Data to process start

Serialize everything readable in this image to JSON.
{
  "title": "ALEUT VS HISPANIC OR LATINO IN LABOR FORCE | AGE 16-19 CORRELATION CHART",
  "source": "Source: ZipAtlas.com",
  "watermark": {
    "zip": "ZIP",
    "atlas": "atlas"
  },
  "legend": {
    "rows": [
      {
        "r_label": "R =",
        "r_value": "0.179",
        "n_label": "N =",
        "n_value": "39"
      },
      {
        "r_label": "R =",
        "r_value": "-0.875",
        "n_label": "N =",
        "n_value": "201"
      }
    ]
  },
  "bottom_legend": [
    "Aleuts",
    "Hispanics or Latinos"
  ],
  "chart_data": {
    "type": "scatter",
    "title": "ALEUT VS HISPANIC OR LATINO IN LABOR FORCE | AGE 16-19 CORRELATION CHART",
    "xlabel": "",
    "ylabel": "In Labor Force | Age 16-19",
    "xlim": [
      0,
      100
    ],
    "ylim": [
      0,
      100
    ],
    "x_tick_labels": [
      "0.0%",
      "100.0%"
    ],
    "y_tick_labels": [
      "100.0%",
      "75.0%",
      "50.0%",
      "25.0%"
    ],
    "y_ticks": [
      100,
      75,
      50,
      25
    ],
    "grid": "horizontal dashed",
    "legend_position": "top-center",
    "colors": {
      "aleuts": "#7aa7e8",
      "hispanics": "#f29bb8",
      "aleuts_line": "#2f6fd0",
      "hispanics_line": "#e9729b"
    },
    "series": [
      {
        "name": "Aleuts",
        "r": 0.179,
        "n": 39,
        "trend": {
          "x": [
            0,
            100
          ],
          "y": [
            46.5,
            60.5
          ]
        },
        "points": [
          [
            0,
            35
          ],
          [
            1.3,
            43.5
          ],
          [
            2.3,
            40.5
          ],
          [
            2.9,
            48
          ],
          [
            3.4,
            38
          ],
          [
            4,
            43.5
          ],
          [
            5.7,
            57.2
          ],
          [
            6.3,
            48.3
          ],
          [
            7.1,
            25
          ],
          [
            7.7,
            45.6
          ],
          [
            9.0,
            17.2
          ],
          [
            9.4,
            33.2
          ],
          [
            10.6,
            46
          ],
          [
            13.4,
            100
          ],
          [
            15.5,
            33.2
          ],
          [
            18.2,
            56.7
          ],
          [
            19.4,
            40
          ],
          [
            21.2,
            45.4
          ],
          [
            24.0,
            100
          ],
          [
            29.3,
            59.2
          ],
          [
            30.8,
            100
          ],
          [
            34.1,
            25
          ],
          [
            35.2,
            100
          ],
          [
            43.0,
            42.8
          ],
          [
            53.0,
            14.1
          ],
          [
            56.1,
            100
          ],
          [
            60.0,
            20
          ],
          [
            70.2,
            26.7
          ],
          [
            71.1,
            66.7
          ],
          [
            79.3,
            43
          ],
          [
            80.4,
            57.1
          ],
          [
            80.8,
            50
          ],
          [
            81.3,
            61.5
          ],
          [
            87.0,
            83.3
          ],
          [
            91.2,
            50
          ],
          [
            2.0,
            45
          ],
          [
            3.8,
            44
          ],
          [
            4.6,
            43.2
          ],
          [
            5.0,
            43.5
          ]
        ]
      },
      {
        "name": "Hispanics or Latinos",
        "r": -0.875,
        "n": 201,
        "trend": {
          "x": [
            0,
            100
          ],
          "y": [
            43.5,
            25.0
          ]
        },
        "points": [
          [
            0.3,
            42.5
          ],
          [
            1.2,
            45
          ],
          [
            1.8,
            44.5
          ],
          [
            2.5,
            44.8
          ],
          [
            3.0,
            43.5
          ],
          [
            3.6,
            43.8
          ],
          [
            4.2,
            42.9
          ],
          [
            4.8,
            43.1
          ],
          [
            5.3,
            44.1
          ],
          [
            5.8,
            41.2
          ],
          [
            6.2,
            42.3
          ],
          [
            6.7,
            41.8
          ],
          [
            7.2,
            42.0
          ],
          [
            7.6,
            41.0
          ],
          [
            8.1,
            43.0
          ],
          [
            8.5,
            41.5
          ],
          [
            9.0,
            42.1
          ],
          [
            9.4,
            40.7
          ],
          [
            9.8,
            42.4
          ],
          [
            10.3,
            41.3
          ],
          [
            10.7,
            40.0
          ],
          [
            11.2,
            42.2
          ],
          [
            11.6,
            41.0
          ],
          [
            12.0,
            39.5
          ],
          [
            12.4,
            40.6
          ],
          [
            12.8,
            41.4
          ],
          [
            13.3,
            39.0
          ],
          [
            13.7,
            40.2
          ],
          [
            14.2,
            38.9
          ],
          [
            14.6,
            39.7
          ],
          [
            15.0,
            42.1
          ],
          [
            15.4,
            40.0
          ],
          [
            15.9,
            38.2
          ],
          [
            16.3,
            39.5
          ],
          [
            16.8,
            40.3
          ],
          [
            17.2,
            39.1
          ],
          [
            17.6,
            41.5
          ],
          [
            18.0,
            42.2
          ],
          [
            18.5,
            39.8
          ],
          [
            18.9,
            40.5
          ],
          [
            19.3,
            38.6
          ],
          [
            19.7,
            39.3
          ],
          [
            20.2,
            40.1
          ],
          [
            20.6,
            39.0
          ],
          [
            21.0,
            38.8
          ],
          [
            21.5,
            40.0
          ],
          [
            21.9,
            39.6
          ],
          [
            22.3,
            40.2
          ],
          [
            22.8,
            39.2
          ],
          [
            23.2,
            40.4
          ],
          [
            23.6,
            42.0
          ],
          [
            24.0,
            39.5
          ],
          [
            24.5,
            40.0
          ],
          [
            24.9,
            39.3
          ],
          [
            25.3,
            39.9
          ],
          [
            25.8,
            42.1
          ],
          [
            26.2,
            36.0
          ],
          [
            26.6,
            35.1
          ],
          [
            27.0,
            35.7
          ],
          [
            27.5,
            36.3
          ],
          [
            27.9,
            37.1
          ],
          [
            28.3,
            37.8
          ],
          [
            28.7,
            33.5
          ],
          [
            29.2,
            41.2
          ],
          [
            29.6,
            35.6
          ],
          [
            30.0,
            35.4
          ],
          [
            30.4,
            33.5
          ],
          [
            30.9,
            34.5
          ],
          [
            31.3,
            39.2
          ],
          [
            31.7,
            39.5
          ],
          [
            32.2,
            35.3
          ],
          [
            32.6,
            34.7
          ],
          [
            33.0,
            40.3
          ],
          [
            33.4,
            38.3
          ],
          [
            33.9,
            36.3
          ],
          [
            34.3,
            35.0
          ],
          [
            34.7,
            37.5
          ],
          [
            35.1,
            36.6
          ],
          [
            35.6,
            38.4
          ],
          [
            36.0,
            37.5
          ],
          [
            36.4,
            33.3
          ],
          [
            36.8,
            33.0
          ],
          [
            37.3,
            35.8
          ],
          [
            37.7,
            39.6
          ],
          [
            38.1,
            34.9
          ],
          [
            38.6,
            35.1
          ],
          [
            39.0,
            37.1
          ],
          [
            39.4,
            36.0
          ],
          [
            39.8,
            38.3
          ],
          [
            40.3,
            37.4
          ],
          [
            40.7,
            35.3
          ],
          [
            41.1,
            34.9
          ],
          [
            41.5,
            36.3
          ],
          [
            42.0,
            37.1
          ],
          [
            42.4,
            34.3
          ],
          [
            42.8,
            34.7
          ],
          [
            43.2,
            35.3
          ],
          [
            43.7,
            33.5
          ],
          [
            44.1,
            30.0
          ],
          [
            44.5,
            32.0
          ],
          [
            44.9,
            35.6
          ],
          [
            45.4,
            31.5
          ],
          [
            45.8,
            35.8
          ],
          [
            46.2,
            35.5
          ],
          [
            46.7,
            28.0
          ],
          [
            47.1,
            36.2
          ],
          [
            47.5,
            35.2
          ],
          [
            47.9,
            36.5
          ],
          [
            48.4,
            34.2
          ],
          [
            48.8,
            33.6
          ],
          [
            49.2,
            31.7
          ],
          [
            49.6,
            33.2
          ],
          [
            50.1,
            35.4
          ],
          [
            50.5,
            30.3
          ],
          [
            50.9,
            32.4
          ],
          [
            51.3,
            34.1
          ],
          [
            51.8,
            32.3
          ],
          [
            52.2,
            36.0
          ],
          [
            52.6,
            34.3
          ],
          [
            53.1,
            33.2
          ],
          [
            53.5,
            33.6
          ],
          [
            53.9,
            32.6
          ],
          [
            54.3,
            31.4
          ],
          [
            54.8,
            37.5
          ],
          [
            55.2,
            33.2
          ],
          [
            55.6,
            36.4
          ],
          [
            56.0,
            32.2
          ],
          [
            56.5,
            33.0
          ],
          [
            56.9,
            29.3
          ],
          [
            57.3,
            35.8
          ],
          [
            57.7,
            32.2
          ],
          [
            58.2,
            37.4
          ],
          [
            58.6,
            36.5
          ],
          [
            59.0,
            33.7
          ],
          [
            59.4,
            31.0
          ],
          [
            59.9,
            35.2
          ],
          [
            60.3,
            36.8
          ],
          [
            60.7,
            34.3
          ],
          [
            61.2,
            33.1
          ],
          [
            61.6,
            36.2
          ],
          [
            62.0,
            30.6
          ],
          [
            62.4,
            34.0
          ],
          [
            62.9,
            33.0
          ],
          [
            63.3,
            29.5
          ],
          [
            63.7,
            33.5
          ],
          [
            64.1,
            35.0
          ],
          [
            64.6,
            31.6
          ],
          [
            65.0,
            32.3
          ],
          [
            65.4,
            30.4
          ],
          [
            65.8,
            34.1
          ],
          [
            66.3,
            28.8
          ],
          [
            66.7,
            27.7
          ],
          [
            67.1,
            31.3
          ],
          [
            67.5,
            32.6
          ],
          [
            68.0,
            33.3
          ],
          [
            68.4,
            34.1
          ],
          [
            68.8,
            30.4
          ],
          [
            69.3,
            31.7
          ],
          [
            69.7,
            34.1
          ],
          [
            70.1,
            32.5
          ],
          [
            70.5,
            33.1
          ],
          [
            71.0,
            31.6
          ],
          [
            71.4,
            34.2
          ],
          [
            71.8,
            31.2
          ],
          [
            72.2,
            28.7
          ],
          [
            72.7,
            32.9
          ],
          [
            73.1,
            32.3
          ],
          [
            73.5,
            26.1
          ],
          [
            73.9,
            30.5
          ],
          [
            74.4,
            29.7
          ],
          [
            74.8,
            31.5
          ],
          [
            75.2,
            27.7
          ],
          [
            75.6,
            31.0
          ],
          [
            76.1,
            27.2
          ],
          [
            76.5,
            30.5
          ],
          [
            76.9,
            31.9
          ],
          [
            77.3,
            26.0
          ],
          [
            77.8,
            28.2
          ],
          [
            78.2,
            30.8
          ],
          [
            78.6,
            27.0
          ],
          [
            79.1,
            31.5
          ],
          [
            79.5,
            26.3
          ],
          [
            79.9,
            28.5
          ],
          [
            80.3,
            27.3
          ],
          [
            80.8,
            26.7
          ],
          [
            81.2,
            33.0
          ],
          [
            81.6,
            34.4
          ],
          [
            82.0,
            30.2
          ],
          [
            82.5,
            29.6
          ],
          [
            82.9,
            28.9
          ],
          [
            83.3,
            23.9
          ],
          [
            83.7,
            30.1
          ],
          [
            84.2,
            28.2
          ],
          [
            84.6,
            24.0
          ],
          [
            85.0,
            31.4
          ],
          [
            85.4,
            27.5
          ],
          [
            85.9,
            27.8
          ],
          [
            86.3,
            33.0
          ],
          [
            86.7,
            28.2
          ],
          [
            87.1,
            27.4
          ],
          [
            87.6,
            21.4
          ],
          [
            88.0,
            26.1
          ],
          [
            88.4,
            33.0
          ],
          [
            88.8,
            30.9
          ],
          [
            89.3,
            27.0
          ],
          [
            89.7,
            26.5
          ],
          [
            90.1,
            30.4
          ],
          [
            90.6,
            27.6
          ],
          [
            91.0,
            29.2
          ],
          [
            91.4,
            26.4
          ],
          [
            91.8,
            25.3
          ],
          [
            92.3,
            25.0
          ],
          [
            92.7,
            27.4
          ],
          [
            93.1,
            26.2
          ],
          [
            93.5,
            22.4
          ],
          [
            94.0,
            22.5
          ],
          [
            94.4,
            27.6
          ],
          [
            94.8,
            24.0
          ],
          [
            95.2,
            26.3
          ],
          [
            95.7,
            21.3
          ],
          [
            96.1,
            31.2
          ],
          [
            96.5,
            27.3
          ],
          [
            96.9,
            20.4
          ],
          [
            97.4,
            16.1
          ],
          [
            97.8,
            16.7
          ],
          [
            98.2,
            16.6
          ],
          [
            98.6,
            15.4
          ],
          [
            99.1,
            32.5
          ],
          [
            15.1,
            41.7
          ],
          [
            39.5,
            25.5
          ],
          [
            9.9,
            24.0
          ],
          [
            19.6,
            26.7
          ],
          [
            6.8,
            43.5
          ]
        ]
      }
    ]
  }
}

Data to process end

Your goal: List each line of the entries that holds the string "name".

Result of the task:
        "name": "Aleuts",
        "name": "Hispanics or Latinos",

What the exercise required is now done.